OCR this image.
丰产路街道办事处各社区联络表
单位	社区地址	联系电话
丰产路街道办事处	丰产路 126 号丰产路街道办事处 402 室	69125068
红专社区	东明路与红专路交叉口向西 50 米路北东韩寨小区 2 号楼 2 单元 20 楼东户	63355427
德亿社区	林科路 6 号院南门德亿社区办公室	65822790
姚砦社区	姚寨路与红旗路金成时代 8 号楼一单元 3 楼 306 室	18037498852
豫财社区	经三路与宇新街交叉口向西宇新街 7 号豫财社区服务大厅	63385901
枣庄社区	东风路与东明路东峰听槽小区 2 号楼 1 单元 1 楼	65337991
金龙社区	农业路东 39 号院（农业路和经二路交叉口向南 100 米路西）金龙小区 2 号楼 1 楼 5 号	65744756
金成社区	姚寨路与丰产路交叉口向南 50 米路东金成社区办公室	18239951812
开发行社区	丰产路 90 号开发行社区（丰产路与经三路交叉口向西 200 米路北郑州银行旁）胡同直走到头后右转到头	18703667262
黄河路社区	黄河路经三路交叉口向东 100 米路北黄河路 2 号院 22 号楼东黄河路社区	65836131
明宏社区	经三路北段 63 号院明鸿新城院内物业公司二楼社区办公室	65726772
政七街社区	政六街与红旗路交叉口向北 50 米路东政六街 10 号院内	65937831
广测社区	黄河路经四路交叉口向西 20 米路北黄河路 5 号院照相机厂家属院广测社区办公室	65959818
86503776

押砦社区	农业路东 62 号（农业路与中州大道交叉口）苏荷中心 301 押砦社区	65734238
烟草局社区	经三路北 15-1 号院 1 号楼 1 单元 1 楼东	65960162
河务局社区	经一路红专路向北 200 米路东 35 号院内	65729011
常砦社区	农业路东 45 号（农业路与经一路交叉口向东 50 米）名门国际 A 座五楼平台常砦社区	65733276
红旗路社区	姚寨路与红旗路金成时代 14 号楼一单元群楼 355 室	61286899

--------

**What needs to be done:** Please quote the records above exactly, without skipping a line.

**Exercise output:**
OCR this image.
丰产路街道办事处各社区联络表
单位	社区地址	联系电话
丰产路街道办事处	丰产路 126 号丰产路街道办事处 402 室	69125068
红专社区	东明路与红专路交叉口向西 50 米路北东韩寨小区 2 号楼 2 单元 20 楼东户	63355427
德亿社区	林科路 6 号院南门德亿社区办公室	65822790
姚砦社区	姚寨路与红旗路金成时代 8 号楼一单元 3 楼 306 室	18037498852
豫财社区	经三路与宇新街交叉口向西宇新街 7 号豫财社区服务大厅	63385901
枣庄社区	东风路与东明路东峰听槽小区 2 号楼 1 单元 1 楼	65337991
金龙社区	农业路东 39 号院（农业路和经二路交叉口向南 100 米路西）金龙小区 2 号楼 1 楼 5 号	65744756
金成社区	姚寨路与丰产路交叉口向南 50 米路东金成社区办公室	18239951812
开发行社区	丰产路 90 号开发行社区（丰产路与经三路交叉口向西 200 米路北郑州银行旁）胡同直走到头后右转到头	18703667262
黄河路社区	黄河路经三路交叉口向东 100 米路北黄河路 2 号院 22 号楼东黄河路社区	65836131
明宏社区	经三路北段 63 号院明鸿新城院内物业公司二楼社区办公室	65726772
政七街社区	政六街与红旗路交叉口向北 50 米路东政六街 10 号院内	65937831
广测社区	黄河路经四路交叉口向西 20 米路北黄河路 5 号院照相机厂家属院广测社区办公室	65959818
86503776

押砦社区	农业路东 62 号（农业路与中州大道交叉口）苏荷中心 301 押砦社区	65734238
烟草局社区	经三路北 15-1 号院 1 号楼 1 单元 1 楼东	65960162
河务局社区	经一路红专路向北 200 米路东 35 号院内	65729011
常砦社区	农业路东 45 号（农业路与经一路交叉口向东 50 米）名门国际 A 座五楼平台常砦社区	65733276
红旗路社区	姚寨路与红旗路金成时代 14 号楼一单元群楼 355 室	61286899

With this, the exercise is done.